Saved entries
▼▼▼
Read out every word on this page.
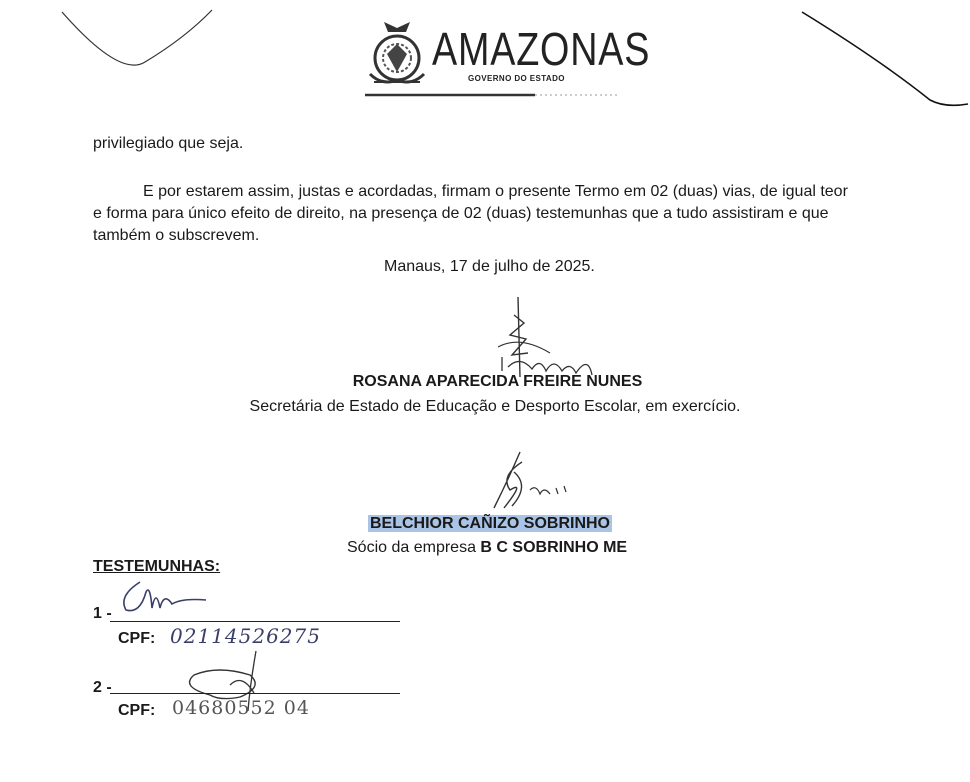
AMAZONAS
GOVERNO DO ESTADO
privilegiado que seja.
E por estarem assim, justas e acordadas, firmam o presente Termo em 02 (duas) vias, de igual teor
e forma para único efeito de direito, na presença de 02 (duas) testemunhas que a tudo assistiram e que
também o subscrevem.
Manaus, 17 de julho de 2025.
ROSANA APARECIDA FREIRE NUNES
Secretária de Estado de Educação e Desporto Escolar, em exercício.
BELCHIOR CAÑIZO SOBRINHO
Sócio da empresa B C SOBRINHO ME
TESTEMUNHAS:
1 -
CPF: 02114526275
2 -
CPF: 04680552 04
▲▲▲
Print out the material word for word, omitting the pictures.

* _Task output_:
Read out every word on this page.
AMAZONAS
GOVERNO DO ESTADO
privilegiado que seja.
E por estarem assim, justas e acordadas, firmam o presente Termo em 02 (duas) vias, de igual teor
e forma para único efeito de direito, na presença de 02 (duas) testemunhas que a tudo assistiram e que
também o subscrevem.
Manaus, 17 de julho de 2025.
ROSANA APARECIDA FREIRE NUNES
Secretária de Estado de Educação e Desporto Escolar, em exercício.
BELCHIOR CAÑIZO SOBRINHO
Sócio da empresa B C SOBRINHO ME
TESTEMUNHAS:
1 -
CPF: 02114526275
2 -
CPF: 04680552 04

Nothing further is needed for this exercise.